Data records
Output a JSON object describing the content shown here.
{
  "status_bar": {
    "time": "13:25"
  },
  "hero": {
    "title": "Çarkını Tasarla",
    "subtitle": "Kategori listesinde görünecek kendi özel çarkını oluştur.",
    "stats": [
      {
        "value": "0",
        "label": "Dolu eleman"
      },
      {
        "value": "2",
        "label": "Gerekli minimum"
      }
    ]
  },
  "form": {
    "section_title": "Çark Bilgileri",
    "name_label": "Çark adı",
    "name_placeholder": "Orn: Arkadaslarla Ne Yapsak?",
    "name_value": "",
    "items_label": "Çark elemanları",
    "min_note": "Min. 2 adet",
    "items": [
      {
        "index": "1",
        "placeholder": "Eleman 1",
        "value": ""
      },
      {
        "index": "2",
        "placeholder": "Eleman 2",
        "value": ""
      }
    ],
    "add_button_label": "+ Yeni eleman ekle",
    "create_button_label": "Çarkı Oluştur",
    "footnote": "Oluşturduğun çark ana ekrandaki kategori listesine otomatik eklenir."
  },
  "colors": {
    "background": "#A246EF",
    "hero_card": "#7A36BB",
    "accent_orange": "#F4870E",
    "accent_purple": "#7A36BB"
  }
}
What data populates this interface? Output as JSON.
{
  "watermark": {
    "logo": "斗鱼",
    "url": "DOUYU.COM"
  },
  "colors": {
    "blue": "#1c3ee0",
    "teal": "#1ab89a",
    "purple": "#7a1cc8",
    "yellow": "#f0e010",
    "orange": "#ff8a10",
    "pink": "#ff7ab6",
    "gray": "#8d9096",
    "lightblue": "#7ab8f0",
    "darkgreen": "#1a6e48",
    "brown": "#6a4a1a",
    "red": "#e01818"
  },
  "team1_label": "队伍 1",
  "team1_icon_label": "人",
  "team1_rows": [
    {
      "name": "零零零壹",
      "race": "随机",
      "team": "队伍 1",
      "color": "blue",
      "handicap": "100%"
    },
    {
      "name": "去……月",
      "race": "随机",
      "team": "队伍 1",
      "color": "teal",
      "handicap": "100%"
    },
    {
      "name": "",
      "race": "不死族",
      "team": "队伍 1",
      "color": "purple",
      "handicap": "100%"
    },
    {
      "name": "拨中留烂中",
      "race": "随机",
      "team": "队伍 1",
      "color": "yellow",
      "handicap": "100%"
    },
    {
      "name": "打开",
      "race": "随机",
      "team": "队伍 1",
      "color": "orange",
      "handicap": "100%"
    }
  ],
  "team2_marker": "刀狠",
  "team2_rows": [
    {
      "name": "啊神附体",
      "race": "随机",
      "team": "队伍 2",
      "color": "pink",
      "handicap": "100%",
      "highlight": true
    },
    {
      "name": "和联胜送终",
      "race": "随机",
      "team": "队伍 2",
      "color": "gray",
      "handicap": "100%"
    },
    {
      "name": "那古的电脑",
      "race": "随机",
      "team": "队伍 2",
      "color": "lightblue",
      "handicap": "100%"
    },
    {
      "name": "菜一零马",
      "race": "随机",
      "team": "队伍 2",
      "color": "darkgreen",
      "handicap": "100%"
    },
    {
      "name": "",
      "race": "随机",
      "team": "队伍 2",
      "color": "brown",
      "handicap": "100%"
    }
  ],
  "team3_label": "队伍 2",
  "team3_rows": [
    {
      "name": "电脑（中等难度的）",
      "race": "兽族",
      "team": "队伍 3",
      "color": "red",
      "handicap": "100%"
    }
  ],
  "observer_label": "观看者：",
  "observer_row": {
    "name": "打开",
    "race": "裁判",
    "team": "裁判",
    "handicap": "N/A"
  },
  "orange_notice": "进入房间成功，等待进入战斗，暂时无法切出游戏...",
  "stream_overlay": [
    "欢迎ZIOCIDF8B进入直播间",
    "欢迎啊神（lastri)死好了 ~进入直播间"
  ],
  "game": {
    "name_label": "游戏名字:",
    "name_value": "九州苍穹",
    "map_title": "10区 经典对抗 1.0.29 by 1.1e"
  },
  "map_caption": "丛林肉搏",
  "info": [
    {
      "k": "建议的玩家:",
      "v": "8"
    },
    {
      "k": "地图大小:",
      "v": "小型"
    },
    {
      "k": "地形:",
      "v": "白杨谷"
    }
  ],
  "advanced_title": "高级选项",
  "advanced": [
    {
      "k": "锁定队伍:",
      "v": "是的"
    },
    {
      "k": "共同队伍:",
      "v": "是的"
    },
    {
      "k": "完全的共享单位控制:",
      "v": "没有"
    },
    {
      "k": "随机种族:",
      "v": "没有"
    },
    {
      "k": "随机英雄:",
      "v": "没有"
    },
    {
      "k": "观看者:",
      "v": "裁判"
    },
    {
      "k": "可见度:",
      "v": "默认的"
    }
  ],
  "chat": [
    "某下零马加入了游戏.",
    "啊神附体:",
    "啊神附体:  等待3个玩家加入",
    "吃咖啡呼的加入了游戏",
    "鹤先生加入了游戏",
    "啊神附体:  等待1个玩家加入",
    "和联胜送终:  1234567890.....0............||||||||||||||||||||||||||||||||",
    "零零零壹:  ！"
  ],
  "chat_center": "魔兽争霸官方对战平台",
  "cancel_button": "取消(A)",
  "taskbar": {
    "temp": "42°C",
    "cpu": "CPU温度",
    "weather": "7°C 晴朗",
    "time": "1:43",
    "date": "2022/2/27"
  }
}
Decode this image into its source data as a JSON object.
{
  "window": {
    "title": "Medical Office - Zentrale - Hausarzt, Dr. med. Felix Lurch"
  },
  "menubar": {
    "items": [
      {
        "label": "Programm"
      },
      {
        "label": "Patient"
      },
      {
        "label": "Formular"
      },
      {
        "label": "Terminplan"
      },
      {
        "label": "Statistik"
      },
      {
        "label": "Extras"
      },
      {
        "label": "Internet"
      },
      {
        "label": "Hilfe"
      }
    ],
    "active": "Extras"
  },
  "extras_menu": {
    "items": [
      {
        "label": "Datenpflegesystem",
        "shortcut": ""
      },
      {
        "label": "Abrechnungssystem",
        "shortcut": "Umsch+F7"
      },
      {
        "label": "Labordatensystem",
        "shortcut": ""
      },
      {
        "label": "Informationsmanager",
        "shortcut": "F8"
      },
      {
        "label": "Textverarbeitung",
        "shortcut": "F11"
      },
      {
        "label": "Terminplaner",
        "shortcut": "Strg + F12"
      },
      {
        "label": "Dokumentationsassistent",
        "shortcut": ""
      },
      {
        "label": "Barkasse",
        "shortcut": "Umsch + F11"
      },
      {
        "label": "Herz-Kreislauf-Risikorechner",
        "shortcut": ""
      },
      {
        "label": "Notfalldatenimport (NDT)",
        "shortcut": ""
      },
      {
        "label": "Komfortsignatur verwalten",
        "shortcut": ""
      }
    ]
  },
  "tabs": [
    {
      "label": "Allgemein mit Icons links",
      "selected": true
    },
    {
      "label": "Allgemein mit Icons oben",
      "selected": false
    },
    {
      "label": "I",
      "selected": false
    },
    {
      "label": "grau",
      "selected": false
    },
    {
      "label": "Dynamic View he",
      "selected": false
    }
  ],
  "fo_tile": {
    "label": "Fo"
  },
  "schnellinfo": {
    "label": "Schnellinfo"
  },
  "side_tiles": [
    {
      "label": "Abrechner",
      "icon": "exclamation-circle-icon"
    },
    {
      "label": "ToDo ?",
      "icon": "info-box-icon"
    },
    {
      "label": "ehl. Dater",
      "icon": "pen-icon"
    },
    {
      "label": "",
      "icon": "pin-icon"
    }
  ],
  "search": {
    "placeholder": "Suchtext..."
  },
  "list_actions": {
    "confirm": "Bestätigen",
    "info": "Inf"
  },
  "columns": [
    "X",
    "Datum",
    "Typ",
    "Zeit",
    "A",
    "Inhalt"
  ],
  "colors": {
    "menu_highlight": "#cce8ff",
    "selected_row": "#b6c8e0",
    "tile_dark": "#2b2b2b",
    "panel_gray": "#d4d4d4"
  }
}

EXERCISE DESCRIPTION:
Which lines of the material contain the string "Output"? List each of them.

THE RESULT:
Output a JSON object describing the content shown here.
What data populates this interface? Output as JSON.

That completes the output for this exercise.